:: RECORDS PROVIDED

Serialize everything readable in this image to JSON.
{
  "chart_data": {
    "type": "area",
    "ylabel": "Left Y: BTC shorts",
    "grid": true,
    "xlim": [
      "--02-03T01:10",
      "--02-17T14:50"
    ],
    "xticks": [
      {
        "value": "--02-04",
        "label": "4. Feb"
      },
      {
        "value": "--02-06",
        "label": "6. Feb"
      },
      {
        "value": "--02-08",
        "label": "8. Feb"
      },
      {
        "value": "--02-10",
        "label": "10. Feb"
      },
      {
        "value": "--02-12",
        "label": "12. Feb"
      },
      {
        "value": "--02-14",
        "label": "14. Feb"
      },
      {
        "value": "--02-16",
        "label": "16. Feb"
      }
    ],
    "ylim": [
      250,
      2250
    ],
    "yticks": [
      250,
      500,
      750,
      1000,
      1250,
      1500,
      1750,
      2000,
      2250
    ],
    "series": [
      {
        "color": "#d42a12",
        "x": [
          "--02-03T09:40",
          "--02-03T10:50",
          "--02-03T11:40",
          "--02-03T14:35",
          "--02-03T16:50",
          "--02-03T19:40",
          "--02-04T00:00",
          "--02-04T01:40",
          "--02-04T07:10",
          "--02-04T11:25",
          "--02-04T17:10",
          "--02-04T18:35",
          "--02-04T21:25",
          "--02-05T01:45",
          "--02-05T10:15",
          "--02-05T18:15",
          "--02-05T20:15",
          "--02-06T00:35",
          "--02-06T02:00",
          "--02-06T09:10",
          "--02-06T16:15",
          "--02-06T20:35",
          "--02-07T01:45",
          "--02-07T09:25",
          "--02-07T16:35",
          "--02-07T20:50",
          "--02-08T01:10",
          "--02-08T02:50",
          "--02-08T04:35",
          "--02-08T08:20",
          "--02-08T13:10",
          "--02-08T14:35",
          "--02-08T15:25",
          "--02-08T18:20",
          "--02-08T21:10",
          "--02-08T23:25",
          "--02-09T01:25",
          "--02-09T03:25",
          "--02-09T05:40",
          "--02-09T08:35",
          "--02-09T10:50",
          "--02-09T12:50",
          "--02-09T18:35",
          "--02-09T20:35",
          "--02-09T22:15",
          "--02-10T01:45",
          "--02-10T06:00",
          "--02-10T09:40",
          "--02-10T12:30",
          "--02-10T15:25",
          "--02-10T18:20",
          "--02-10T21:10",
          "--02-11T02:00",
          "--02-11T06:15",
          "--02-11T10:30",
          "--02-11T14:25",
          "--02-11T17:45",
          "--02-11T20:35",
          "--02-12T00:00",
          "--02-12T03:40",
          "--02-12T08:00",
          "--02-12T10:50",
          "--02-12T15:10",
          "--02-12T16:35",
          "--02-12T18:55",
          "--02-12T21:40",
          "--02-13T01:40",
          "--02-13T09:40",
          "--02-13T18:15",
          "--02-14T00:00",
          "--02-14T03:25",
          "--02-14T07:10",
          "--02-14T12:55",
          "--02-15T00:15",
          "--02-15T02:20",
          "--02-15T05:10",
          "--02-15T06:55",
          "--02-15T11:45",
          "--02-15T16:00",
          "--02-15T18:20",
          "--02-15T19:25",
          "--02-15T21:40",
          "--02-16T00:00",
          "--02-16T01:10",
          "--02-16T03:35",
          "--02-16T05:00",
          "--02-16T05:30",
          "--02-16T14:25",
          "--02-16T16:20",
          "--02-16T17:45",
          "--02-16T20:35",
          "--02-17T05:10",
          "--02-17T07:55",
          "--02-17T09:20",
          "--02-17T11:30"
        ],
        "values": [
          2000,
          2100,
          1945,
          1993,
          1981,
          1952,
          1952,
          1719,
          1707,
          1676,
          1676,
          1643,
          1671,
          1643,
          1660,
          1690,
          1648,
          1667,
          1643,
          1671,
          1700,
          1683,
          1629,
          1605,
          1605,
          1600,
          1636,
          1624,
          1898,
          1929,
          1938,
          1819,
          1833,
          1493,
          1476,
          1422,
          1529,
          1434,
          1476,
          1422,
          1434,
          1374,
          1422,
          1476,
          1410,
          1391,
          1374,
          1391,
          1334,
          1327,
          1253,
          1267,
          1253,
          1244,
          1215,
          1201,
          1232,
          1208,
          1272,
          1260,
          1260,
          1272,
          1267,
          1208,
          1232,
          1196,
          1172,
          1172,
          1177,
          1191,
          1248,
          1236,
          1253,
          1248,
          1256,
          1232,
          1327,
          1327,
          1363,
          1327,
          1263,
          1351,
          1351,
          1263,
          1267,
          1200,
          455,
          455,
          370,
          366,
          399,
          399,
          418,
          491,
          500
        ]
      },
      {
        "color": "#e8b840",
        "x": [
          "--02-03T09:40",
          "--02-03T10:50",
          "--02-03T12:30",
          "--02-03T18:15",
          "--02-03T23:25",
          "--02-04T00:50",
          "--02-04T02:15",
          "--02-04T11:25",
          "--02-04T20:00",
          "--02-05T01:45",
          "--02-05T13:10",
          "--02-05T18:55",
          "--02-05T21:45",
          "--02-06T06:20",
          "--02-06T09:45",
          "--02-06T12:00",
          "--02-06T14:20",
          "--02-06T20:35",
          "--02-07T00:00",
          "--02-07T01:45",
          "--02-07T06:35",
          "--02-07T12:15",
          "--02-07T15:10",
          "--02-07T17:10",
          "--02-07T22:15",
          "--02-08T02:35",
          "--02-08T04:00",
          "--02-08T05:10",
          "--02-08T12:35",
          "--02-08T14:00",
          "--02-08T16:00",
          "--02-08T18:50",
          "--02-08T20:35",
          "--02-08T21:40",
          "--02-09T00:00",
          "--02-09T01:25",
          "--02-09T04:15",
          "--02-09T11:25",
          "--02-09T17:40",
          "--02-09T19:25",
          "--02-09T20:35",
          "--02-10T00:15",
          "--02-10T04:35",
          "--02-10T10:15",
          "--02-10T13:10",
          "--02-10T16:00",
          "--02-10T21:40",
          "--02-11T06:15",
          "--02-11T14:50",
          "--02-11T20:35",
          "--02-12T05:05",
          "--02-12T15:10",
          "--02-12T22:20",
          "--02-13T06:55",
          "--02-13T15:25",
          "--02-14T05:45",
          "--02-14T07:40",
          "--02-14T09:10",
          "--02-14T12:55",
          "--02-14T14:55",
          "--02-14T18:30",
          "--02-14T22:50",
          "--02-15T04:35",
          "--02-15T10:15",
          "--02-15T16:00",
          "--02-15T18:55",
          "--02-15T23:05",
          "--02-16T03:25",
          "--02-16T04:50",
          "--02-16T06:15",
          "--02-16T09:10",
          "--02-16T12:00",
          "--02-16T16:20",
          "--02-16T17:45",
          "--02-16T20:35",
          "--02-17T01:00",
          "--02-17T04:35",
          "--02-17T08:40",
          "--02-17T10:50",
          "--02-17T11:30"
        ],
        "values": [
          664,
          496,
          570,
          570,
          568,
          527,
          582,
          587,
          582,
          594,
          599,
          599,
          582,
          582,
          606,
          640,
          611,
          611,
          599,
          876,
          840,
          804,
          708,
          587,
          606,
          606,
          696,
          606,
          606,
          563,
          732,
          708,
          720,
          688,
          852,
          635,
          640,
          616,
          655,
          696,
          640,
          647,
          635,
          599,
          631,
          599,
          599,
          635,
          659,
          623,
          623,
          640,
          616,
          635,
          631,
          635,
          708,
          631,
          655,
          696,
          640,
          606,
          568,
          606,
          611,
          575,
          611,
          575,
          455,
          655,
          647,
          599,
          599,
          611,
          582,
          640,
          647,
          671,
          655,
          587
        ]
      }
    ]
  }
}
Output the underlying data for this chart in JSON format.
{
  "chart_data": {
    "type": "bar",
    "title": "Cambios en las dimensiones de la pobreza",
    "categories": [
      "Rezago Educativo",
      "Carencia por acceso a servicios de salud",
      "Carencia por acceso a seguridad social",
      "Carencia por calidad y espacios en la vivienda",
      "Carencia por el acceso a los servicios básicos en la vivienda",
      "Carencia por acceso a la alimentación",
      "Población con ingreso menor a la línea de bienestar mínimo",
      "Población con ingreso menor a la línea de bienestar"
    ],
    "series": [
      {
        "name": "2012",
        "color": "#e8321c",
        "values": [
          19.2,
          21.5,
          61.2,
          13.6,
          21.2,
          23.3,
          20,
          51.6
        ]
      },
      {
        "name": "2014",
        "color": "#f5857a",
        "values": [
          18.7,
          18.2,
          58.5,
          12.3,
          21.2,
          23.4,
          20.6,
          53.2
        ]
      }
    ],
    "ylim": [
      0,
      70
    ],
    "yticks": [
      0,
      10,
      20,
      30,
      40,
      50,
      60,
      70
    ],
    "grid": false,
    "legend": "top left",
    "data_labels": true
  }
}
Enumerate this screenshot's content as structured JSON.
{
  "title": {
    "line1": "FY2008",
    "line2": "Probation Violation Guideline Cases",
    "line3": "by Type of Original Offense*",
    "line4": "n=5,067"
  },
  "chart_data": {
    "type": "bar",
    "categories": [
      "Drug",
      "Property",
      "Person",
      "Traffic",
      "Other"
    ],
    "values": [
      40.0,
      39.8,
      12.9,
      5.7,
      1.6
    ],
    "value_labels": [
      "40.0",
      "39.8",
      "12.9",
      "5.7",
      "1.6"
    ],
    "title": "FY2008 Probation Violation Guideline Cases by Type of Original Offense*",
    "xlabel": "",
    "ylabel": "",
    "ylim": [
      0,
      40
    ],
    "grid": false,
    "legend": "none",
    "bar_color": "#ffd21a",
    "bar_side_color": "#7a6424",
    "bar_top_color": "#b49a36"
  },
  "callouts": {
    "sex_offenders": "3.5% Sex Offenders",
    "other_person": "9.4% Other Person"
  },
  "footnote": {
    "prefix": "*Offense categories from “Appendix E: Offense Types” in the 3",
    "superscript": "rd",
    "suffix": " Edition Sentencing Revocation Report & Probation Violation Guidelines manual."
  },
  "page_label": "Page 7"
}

::::

CHALLENGE:
Lines containing the word "Original" are to be tallied; report only the total.

WRITTEN ANSWER:
2